## Objective
Output the data below in full, character for character.

## Working data
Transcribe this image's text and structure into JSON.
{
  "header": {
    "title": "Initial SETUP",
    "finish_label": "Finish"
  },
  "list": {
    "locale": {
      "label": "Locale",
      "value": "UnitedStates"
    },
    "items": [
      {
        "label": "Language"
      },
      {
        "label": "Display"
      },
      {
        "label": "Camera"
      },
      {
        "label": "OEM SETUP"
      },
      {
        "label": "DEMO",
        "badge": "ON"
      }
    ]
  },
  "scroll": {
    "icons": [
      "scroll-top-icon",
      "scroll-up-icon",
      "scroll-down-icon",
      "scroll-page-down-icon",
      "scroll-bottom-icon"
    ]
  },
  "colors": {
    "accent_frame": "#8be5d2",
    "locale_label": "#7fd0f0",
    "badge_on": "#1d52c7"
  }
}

## Response below
Transcribe this image's text and structure into JSON.
{
  "header": {
    "title": "Initial SETUP",
    "finish_label": "Finish"
  },
  "list": {
    "locale": {
      "label": "Locale",
      "value": "UnitedStates"
    },
    "items": [
      {
        "label": "Language"
      },
      {
        "label": "Display"
      },
      {
        "label": "Camera"
      },
      {
        "label": "OEM SETUP"
      },
      {
        "label": "DEMO",
        "badge": "ON"
      }
    ]
  },
  "scroll": {
    "icons": [
      "scroll-top-icon",
      "scroll-up-icon",
      "scroll-down-icon",
      "scroll-page-down-icon",
      "scroll-bottom-icon"
    ]
  },
  "colors": {
    "accent_frame": "#8be5d2",
    "locale_label": "#7fd0f0",
    "badge_on": "#1d52c7"
  }
}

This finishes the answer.